--- Listed records ---

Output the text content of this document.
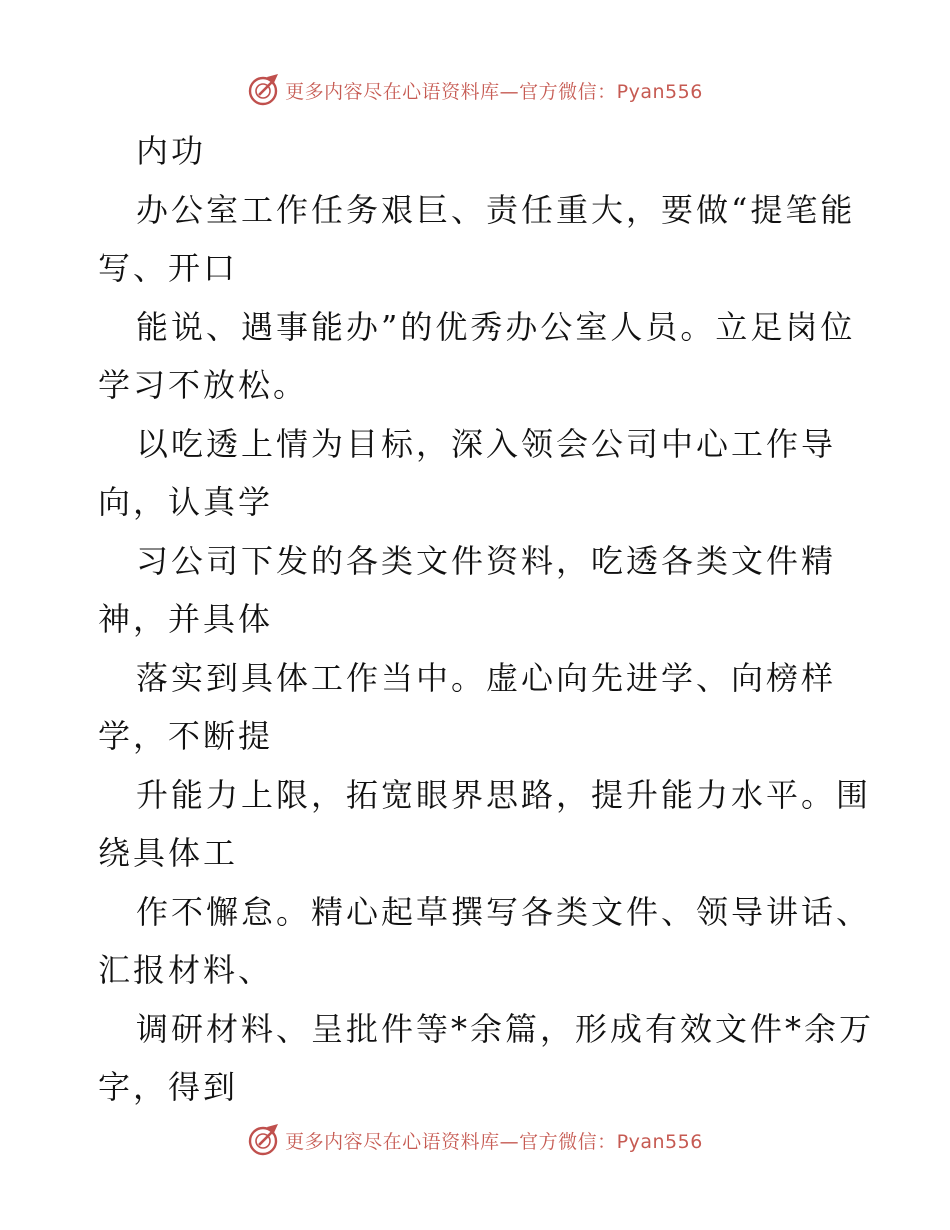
更多内容尽在心语资料库—官方微信：Pyan556
内功
办公室工作任务艰巨、责任重大，要做“提笔能
写、开口
能说、遇事能办”的优秀办公室人员。立足岗位
学习不放松。
以吃透上情为目标，深入领会公司中心工作导
向，认真学
习公司下发的各类文件资料，吃透各类文件精
神，并具体
落实到具体工作当中。虚心向先进学、向榜样
学，不断提
升能力上限，拓宽眼界思路，提升能力水平。围
绕具体工
作不懈怠。精心起草撰写各类文件、领导讲话、
汇报材料、
调研材料、呈批件等*余篇，形成有效文件*余万
字，得到
更多内容尽在心语资料库—官方微信：Pyan556
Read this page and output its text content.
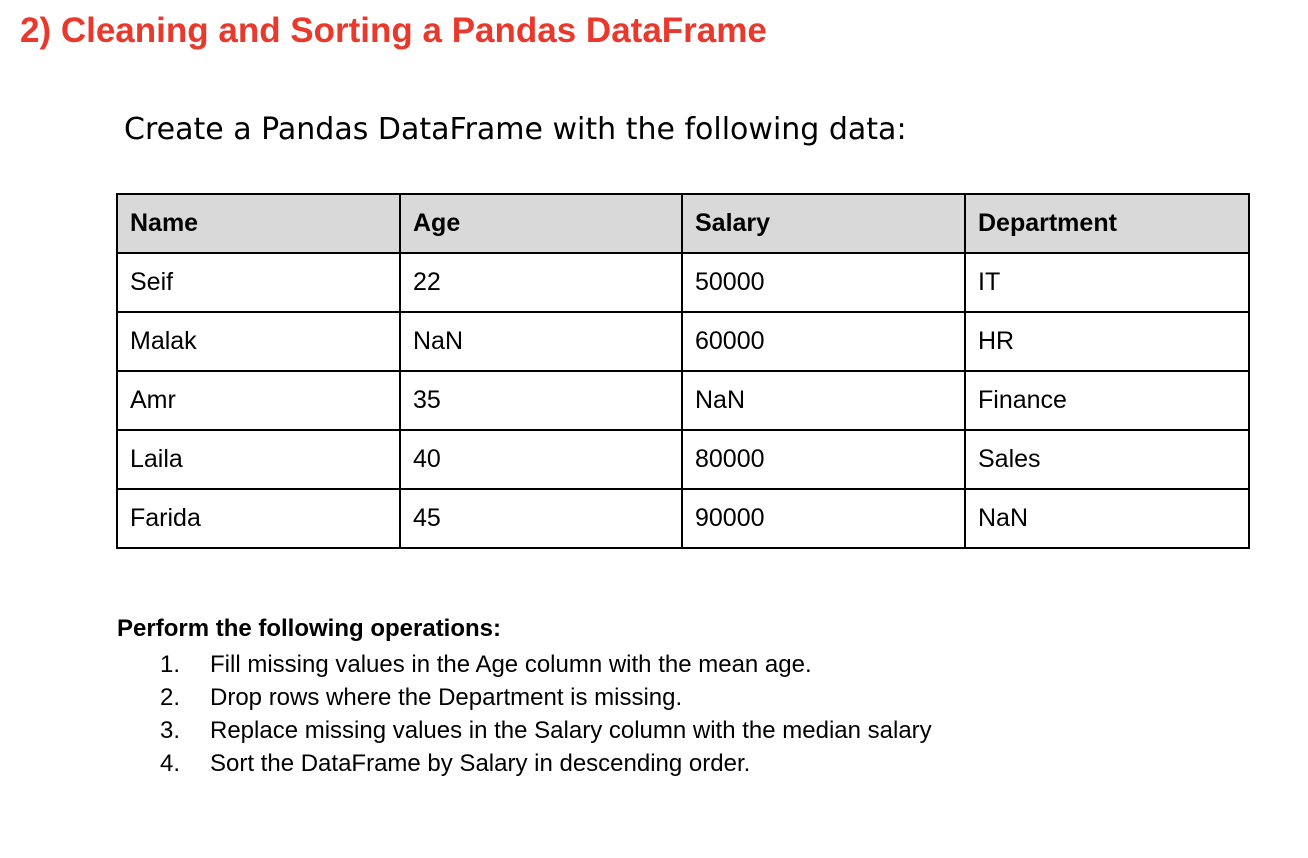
2) Cleaning and Sorting a Pandas DataFrame

Create a Pandas DataFrame with the following data:

Name	Age	Salary	Department
Seif	22	50000	IT
Malak	NaN	60000	HR
Amr	35	NaN	Finance
Laila	40	80000	Sales
Farida	45	90000	NaN

Perform the following operations:

1. Fill missing values in the Age column with the mean age.
2. Drop rows where the Department is missing.
3. Replace missing values in the Salary column with the median salary
4. Sort the DataFrame by Salary in descending order.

---

Task prompt ▸ Every line from the one containing "Read this page and output its text content." through the end of the entries above, both included, should be extracted exactly, with pictures left out.

Correct answer ▸
Read this page and output its text content.
2) Cleaning and Sorting a Pandas DataFrame

Create a Pandas DataFrame with the following data:

Name	Age	Salary	Department
Seif	22	50000	IT
Malak	NaN	60000	HR
Amr	35	NaN	Finance
Laila	40	80000	Sales
Farida	45	90000	NaN

Perform the following operations:

1. Fill missing values in the Age column with the mean age.
2. Drop rows where the Department is missing.
3. Replace missing values in the Salary column with the median salary
4. Sort the DataFrame by Salary in descending order.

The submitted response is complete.